● Material supplied
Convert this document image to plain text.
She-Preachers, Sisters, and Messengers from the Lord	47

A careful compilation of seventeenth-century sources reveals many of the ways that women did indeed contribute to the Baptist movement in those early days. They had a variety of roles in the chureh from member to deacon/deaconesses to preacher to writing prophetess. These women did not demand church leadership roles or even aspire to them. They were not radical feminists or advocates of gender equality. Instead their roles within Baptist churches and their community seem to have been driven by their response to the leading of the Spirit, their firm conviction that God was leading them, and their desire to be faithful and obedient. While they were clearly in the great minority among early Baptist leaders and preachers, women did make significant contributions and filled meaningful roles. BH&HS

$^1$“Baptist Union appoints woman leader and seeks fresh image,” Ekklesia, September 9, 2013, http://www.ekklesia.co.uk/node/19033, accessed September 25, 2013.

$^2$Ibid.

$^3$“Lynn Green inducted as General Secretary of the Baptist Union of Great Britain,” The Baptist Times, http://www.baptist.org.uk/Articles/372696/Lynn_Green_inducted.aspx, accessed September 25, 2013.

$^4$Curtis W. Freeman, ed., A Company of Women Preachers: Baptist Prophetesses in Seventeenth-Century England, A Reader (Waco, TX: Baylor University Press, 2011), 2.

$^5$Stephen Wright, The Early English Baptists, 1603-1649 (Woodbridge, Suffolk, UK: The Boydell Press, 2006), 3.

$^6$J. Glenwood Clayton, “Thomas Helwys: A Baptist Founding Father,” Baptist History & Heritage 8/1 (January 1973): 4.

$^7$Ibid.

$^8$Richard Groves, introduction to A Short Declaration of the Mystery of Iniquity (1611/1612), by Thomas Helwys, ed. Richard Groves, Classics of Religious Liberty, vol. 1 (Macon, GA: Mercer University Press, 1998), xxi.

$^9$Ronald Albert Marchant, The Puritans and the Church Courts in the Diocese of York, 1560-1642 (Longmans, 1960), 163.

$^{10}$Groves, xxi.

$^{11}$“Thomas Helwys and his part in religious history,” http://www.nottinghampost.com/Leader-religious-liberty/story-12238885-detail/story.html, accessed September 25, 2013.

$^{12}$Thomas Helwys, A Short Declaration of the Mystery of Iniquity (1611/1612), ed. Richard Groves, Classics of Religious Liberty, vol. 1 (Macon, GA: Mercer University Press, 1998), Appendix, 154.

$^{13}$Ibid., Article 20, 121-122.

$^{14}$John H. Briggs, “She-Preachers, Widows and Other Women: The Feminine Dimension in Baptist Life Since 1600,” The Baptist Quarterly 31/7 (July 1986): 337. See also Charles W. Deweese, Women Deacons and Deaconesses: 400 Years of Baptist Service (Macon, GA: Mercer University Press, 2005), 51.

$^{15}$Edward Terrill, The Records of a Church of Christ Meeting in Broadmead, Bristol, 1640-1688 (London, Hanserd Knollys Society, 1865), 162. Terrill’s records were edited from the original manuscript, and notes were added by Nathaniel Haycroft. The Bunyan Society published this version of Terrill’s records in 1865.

● Stated goal
Copy each line of the listing that contains the string "Ibid".

● Response to the exercise
$^2$Ibid.
$^7$Ibid.
$^{13}$Ibid., Article 20, 121-122.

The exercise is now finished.